▼
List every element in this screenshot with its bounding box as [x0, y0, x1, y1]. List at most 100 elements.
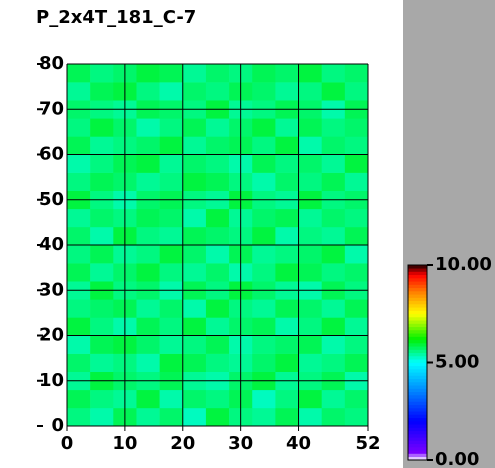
- heatmap-cell: [321, 82, 346, 101]
- heatmap-cell: [344, 64, 369, 83]
- heatmap-cell: [252, 245, 276, 264]
- x-tick-label: 52: [355, 433, 380, 454]
- heatmap-cell: [182, 226, 207, 246]
- heatmap-cell: [344, 82, 369, 101]
- colorbar-segment: [408, 304, 427, 308]
- heatmap-cell: [159, 136, 184, 155]
- heatmap-cell: [67, 208, 91, 228]
- heatmap-cell: [182, 389, 207, 409]
- colorbar-segment: [408, 411, 427, 415]
- colorbar-segment: [408, 307, 427, 311]
- heatmap-cell: [136, 82, 160, 101]
- colorbar-tick-label: 10.00: [435, 254, 492, 275]
- heatmap-cell: [344, 154, 369, 173]
- heatmap-cell: [344, 263, 369, 282]
- heatmap-cell: [344, 172, 369, 191]
- heatmap-cell: [252, 118, 276, 137]
- heatmap-cell: [182, 64, 207, 83]
- colorbar-segment: [408, 336, 427, 341]
- heatmap-cell: [298, 226, 322, 246]
- heatmap-cell: [67, 389, 91, 409]
- heatmap-cell: [159, 407, 184, 427]
- heatmap-cell: [67, 245, 91, 264]
- colorbar-segment: [408, 281, 427, 285]
- heatmap-cell: [252, 154, 276, 173]
- heatmap-cell: [90, 263, 114, 282]
- heatmap-cell: [298, 172, 322, 191]
- heatmap-cell: [344, 226, 369, 246]
- colorbar-segment: [408, 349, 427, 354]
- colorbar-segment: [408, 278, 427, 282]
- heatmap-cell: [298, 118, 322, 137]
- heatmap-cell: [182, 299, 207, 318]
- heatmap-cell: [344, 335, 369, 354]
- heatmap-cell: [136, 245, 160, 264]
- heatmap-cell: [159, 317, 184, 336]
- colorbar-segment: [408, 323, 427, 328]
- heatmap-cell: [182, 335, 207, 354]
- colorbar-segment: [408, 326, 427, 331]
- colorbar-segment: [408, 388, 427, 393]
- heatmap-cell: [159, 389, 184, 409]
- colorbar-segment: [408, 440, 427, 445]
- heatmap-cell: [205, 317, 230, 336]
- heatmap-cell: [275, 407, 299, 427]
- colorbar-segment: [408, 395, 427, 399]
- heatmap-cell: [159, 82, 184, 101]
- heatmap-cell: [136, 64, 160, 83]
- x-tick-label: 30: [228, 433, 253, 454]
- heatmap-cell: [252, 335, 276, 354]
- heatmap-cell: [321, 136, 346, 155]
- heatmap-cell: [298, 335, 322, 354]
- heatmap-cell: [136, 389, 160, 409]
- heatmap-cell: [298, 136, 322, 155]
- colorbar-segment: [408, 375, 427, 380]
- colorbar-segment: [408, 382, 427, 386]
- heatmap-cell: [298, 299, 322, 318]
- heatmap-cell: [298, 317, 322, 336]
- heatmap-cell: [159, 299, 184, 318]
- heatmap-cell: [159, 118, 184, 137]
- heatmap-cell: [182, 172, 207, 191]
- heatmap-cell: [90, 317, 114, 336]
- heatmap-cell: [252, 64, 276, 83]
- heatmap-cell: [67, 136, 91, 155]
- heatmap-cell: [321, 407, 346, 427]
- heatmap-cell: [182, 245, 207, 264]
- heatmap-cell: [252, 136, 276, 155]
- heatmap-cell: [275, 118, 299, 137]
- heatmap-cell: [205, 208, 230, 228]
- heatmap-cell: [90, 118, 114, 137]
- colorbar-tick-label: 5.00: [435, 352, 479, 373]
- heatmap-cell: [298, 208, 322, 228]
- colorbar-segment: [408, 450, 427, 454]
- heatmap-cell: [205, 226, 230, 246]
- colorbar-segment: [408, 359, 427, 363]
- heatmap-cell: [67, 335, 91, 354]
- heatmap-cell: [298, 64, 322, 83]
- colorbar-segment: [408, 378, 427, 383]
- heatmap-cell: [136, 226, 160, 246]
- heatmap-cell: [90, 64, 114, 83]
- heatmap-cell: [90, 172, 114, 191]
- colorbar-segment: [408, 333, 427, 337]
- heatmap-cell: [67, 317, 91, 336]
- heatmap-cell: [275, 263, 299, 282]
- heatmap-cell: [275, 64, 299, 83]
- colorbar-segment: [408, 287, 427, 292]
- heatmap-cell: [182, 317, 207, 336]
- heatmap-cell: [205, 154, 230, 173]
- heatmap-cell: [275, 226, 299, 246]
- heatmap-cell: [182, 82, 207, 101]
- heatmap-cell: [205, 136, 230, 155]
- heatmap-cell: [321, 226, 346, 246]
- heatmap-cell: [298, 82, 322, 101]
- heatmap-cell: [275, 136, 299, 155]
- heatmap-cell: [252, 226, 276, 246]
- heatmap-cell: [90, 335, 114, 354]
- heatmap-cell: [90, 299, 114, 318]
- heatmap-cell: [252, 172, 276, 191]
- heatmap-cell: [252, 353, 276, 372]
- heatmap-cell: [321, 299, 346, 318]
- heatmap-cell: [252, 299, 276, 318]
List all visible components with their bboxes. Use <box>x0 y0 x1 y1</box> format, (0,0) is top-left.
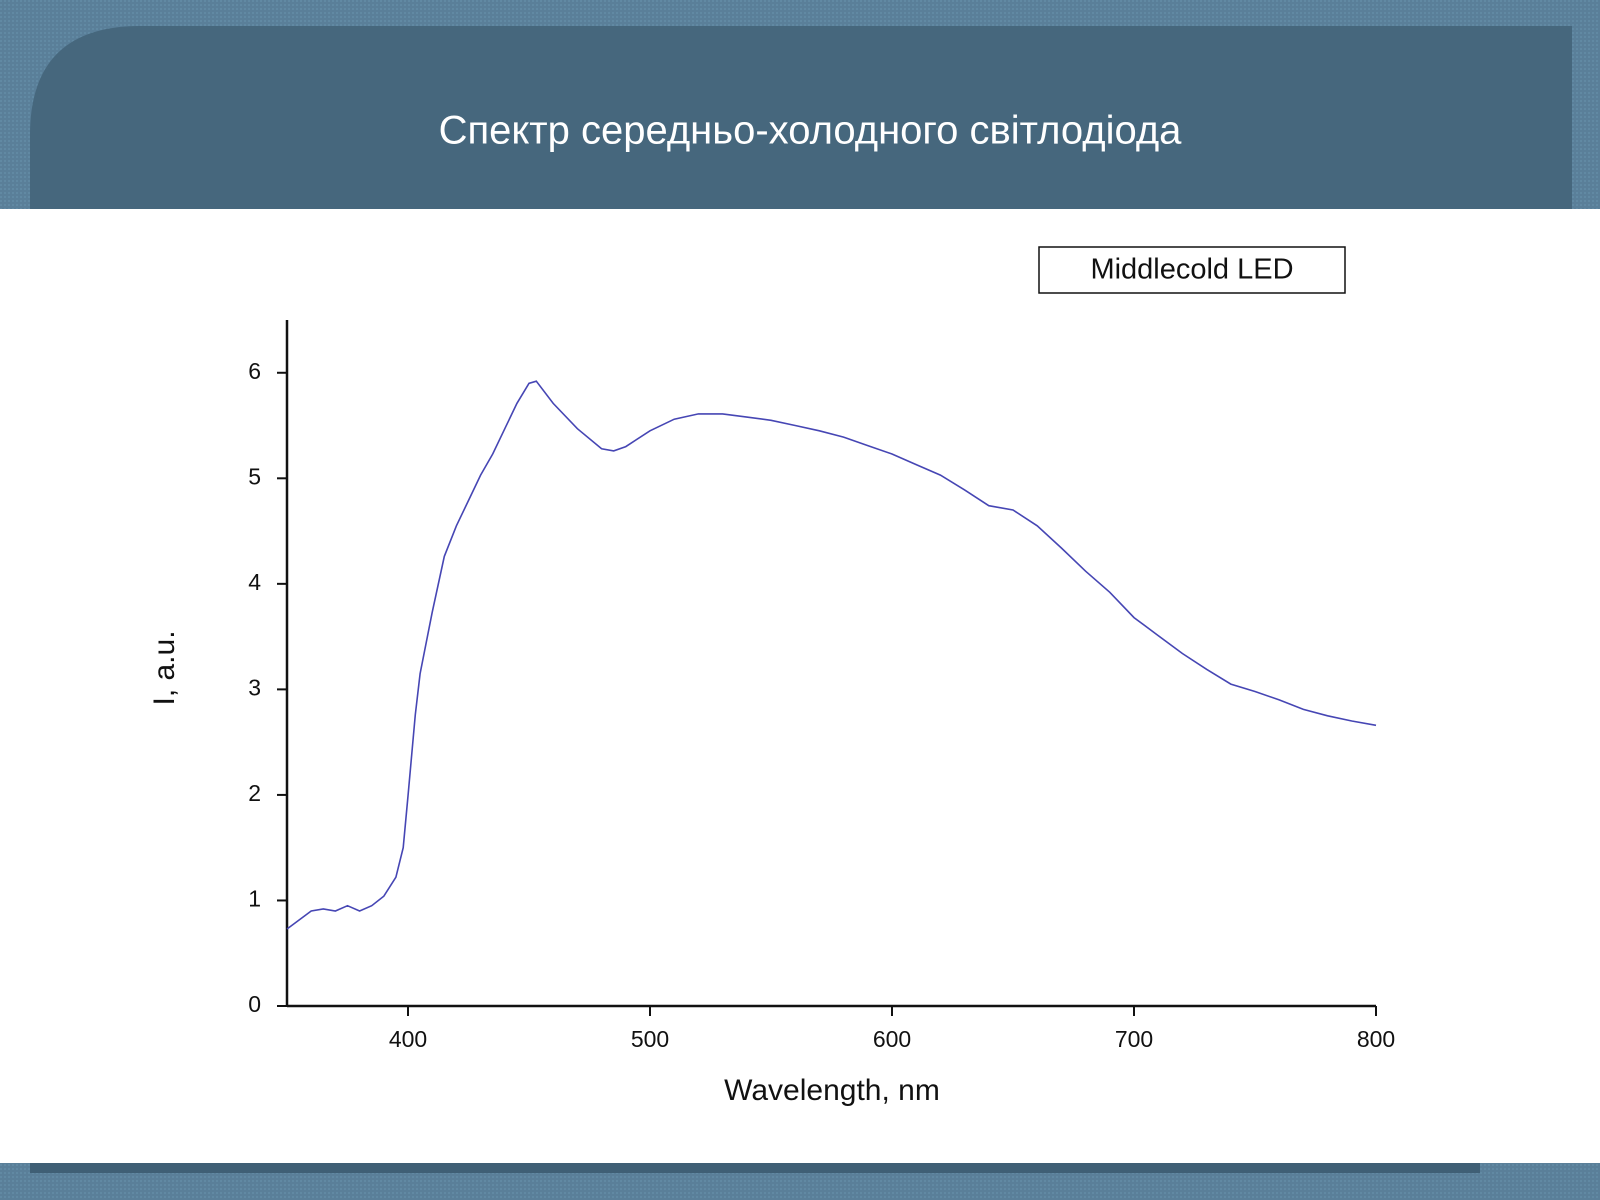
footer-band <box>30 1163 1480 1173</box>
x-axis-label: Wavelength, nm <box>724 1074 940 1107</box>
y-tick-label: 0 <box>248 991 261 1017</box>
data-line <box>286 380 1377 930</box>
content-area <box>0 209 1600 1163</box>
y-tick-label: 5 <box>248 463 261 489</box>
y-tick-label: 3 <box>248 674 261 700</box>
y-tick-label: 2 <box>248 780 261 806</box>
legend-label: Middlecold LED <box>1090 254 1293 286</box>
y-tick-label: 4 <box>248 569 261 595</box>
x-tick-label: 500 <box>631 1026 669 1052</box>
header-band <box>30 26 1572 210</box>
x-tick-label: 800 <box>1357 1026 1395 1052</box>
y-tick-label: 1 <box>248 886 261 912</box>
x-tick-label: 600 <box>873 1026 911 1052</box>
legend-box <box>1038 246 1346 294</box>
y-axis-label: I, a.u. <box>148 630 181 705</box>
x-tick-label: 700 <box>1115 1026 1153 1052</box>
y-tick-label: 6 <box>248 358 261 384</box>
x-tick-label: 400 <box>389 1026 427 1052</box>
slide-title: Спектр середньо-холодного світлодіода <box>439 109 1183 153</box>
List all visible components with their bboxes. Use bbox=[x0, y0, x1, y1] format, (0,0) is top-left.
▲
▶ [REQUIRED WORK]: Copy all of the material above line for line, leaving out the pictures.

▶ [EXERCISE RESPONSE]:
List every element in this screenshot with its bounding box as [x0, y0, x1, y1]. List at most 100 elements.
- heatmap-cell: [321, 82, 346, 101]
- heatmap-cell: [344, 64, 369, 83]
- heatmap-cell: [252, 245, 276, 264]
- x-tick-label: 52: [355, 433, 380, 454]
- heatmap-cell: [182, 226, 207, 246]
- heatmap-cell: [344, 82, 369, 101]
- colorbar-segment: [408, 304, 427, 308]
- heatmap-cell: [159, 136, 184, 155]
- heatmap-cell: [67, 208, 91, 228]
- heatmap-cell: [182, 389, 207, 409]
- colorbar-segment: [408, 411, 427, 415]
- colorbar-segment: [408, 307, 427, 311]
- heatmap-cell: [136, 82, 160, 101]
- colorbar-tick-label: 10.00: [435, 254, 492, 275]
- heatmap-cell: [344, 154, 369, 173]
- heatmap-cell: [344, 263, 369, 282]
- heatmap-cell: [344, 172, 369, 191]
- heatmap-cell: [252, 118, 276, 137]
- heatmap-cell: [182, 64, 207, 83]
- colorbar-segment: [408, 336, 427, 341]
- heatmap-cell: [298, 226, 322, 246]
- heatmap-cell: [67, 389, 91, 409]
- heatmap-cell: [159, 407, 184, 427]
- heatmap-cell: [67, 245, 91, 264]
- colorbar-segment: [408, 281, 427, 285]
- heatmap-cell: [252, 154, 276, 173]
- heatmap-cell: [90, 263, 114, 282]
- heatmap-cell: [298, 172, 322, 191]
- heatmap-cell: [344, 226, 369, 246]
- colorbar-segment: [408, 349, 427, 354]
- colorbar-segment: [408, 278, 427, 282]
- heatmap-cell: [298, 118, 322, 137]
- heatmap-cell: [182, 299, 207, 318]
- heatmap-cell: [344, 335, 369, 354]
- heatmap-cell: [136, 245, 160, 264]
- heatmap-cell: [159, 317, 184, 336]
- colorbar-segment: [408, 323, 427, 328]
- heatmap-cell: [182, 335, 207, 354]
- colorbar-segment: [408, 326, 427, 331]
- colorbar-segment: [408, 388, 427, 393]
- heatmap-cell: [159, 389, 184, 409]
- colorbar-segment: [408, 440, 427, 445]
- heatmap-cell: [205, 317, 230, 336]
- heatmap-cell: [275, 407, 299, 427]
- colorbar-segment: [408, 395, 427, 399]
- heatmap-cell: [159, 82, 184, 101]
- heatmap-cell: [136, 64, 160, 83]
- x-tick-label: 30: [228, 433, 253, 454]
- heatmap-cell: [252, 335, 276, 354]
- heatmap-cell: [321, 136, 346, 155]
- heatmap-cell: [298, 335, 322, 354]
- heatmap-cell: [136, 389, 160, 409]
- heatmap-cell: [298, 136, 322, 155]
- colorbar-segment: [408, 375, 427, 380]
- colorbar-segment: [408, 382, 427, 386]
- heatmap-cell: [298, 299, 322, 318]
- heatmap-cell: [298, 317, 322, 336]
- heatmap-cell: [159, 299, 184, 318]
- heatmap-cell: [159, 118, 184, 137]
- heatmap-cell: [182, 172, 207, 191]
- heatmap-cell: [90, 317, 114, 336]
- heatmap-cell: [252, 64, 276, 83]
- heatmap-cell: [67, 136, 91, 155]
- heatmap-cell: [321, 407, 346, 427]
- heatmap-cell: [182, 245, 207, 264]
- heatmap-cell: [252, 136, 276, 155]
- heatmap-cell: [275, 118, 299, 137]
- heatmap-cell: [205, 208, 230, 228]
- heatmap-cell: [90, 118, 114, 137]
- colorbar-tick-label: 5.00: [435, 352, 479, 373]
- heatmap-cell: [298, 208, 322, 228]
- colorbar-segment: [408, 450, 427, 454]
- heatmap-cell: [205, 226, 230, 246]
- colorbar-segment: [408, 359, 427, 363]
- heatmap-cell: [67, 335, 91, 354]
- heatmap-cell: [298, 64, 322, 83]
- colorbar-segment: [408, 378, 427, 383]
- heatmap-cell: [136, 226, 160, 246]
- heatmap-cell: [90, 64, 114, 83]
- heatmap-cell: [90, 172, 114, 191]
- colorbar-segment: [408, 333, 427, 337]
- heatmap-cell: [67, 317, 91, 336]
- heatmap-cell: [275, 263, 299, 282]
- heatmap-cell: [275, 64, 299, 83]
- colorbar-segment: [408, 287, 427, 292]
- heatmap-cell: [182, 317, 207, 336]
- heatmap-cell: [205, 154, 230, 173]
- heatmap-cell: [275, 226, 299, 246]
- heatmap-cell: [182, 82, 207, 101]
- heatmap-cell: [205, 136, 230, 155]
- heatmap-cell: [321, 226, 346, 246]
- heatmap-cell: [298, 82, 322, 101]
- heatmap-cell: [275, 136, 299, 155]
- heatmap-cell: [252, 226, 276, 246]
- heatmap-cell: [90, 335, 114, 354]
- heatmap-cell: [90, 299, 114, 318]
- heatmap-cell: [252, 172, 276, 191]
- heatmap-cell: [252, 353, 276, 372]
- heatmap-cell: [321, 299, 346, 318]
- heatmap-cell: [252, 299, 276, 318]
List all visible components with their bboxes. Use <box>x0 y0 x1 y1</box> format, (0,0) is top-left.
footer-band <box>30 1163 1480 1173</box>
x-axis-label: Wavelength, nm <box>724 1074 940 1107</box>
y-tick-label: 0 <box>248 991 261 1017</box>
data-line <box>286 380 1377 930</box>
content-area <box>0 209 1600 1163</box>
y-tick-label: 5 <box>248 463 261 489</box>
y-tick-label: 3 <box>248 674 261 700</box>
y-tick-label: 2 <box>248 780 261 806</box>
legend-label: Middlecold LED <box>1090 254 1293 286</box>
y-tick-label: 4 <box>248 569 261 595</box>
x-tick-label: 500 <box>631 1026 669 1052</box>
header-band <box>30 26 1572 210</box>
x-tick-label: 800 <box>1357 1026 1395 1052</box>
y-tick-label: 1 <box>248 886 261 912</box>
x-tick-label: 600 <box>873 1026 911 1052</box>
legend-box <box>1038 246 1346 294</box>
y-axis-label: I, a.u. <box>148 630 181 705</box>
x-tick-label: 700 <box>1115 1026 1153 1052</box>
y-tick-label: 6 <box>248 358 261 384</box>
x-tick-label: 400 <box>389 1026 427 1052</box>
slide-title: Спектр середньо-холодного світлодіода <box>439 109 1183 153</box>
List all visible components with their bboxes. Use bbox=[x0, y0, x1, y1] format, (0,0) is top-left.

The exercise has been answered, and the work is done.